** Start **
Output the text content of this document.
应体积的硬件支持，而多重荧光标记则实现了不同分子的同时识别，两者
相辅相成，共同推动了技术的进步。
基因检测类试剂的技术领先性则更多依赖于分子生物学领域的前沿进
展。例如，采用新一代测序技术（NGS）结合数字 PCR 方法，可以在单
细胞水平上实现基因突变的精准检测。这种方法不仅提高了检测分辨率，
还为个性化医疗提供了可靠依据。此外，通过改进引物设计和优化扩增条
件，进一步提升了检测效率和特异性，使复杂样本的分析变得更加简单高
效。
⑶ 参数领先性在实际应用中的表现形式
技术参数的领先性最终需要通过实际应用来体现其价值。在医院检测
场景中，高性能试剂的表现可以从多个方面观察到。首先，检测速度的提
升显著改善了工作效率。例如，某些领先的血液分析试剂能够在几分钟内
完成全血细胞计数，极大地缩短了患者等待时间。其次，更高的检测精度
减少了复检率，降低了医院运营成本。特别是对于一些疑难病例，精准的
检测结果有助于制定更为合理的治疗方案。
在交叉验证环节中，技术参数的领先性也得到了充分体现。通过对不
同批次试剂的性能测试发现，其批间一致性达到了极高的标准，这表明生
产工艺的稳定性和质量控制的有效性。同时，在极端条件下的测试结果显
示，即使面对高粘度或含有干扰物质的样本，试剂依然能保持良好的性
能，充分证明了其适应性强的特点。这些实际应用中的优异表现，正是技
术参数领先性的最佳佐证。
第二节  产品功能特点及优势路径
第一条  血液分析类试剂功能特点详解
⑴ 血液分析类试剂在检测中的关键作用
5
** End **
## What is asked:
Write the whole listing out again. Keep every line exactly as it is.

## Written solution:
Output the text content of this document.
应体积的硬件支持，而多重荧光标记则实现了不同分子的同时识别，两者
相辅相成，共同推动了技术的进步。
基因检测类试剂的技术领先性则更多依赖于分子生物学领域的前沿进
展。例如，采用新一代测序技术（NGS）结合数字 PCR 方法，可以在单
细胞水平上实现基因突变的精准检测。这种方法不仅提高了检测分辨率，
还为个性化医疗提供了可靠依据。此外，通过改进引物设计和优化扩增条
件，进一步提升了检测效率和特异性，使复杂样本的分析变得更加简单高
效。
⑶ 参数领先性在实际应用中的表现形式
技术参数的领先性最终需要通过实际应用来体现其价值。在医院检测
场景中，高性能试剂的表现可以从多个方面观察到。首先，检测速度的提
升显著改善了工作效率。例如，某些领先的血液分析试剂能够在几分钟内
完成全血细胞计数，极大地缩短了患者等待时间。其次，更高的检测精度
减少了复检率，降低了医院运营成本。特别是对于一些疑难病例，精准的
检测结果有助于制定更为合理的治疗方案。
在交叉验证环节中，技术参数的领先性也得到了充分体现。通过对不
同批次试剂的性能测试发现，其批间一致性达到了极高的标准，这表明生
产工艺的稳定性和质量控制的有效性。同时，在极端条件下的测试结果显
示，即使面对高粘度或含有干扰物质的样本，试剂依然能保持良好的性
能，充分证明了其适应性强的特点。这些实际应用中的优异表现，正是技
术参数领先性的最佳佐证。
第二节  产品功能特点及优势路径
第一条  血液分析类试剂功能特点详解
⑴ 血液分析类试剂在检测中的关键作用
5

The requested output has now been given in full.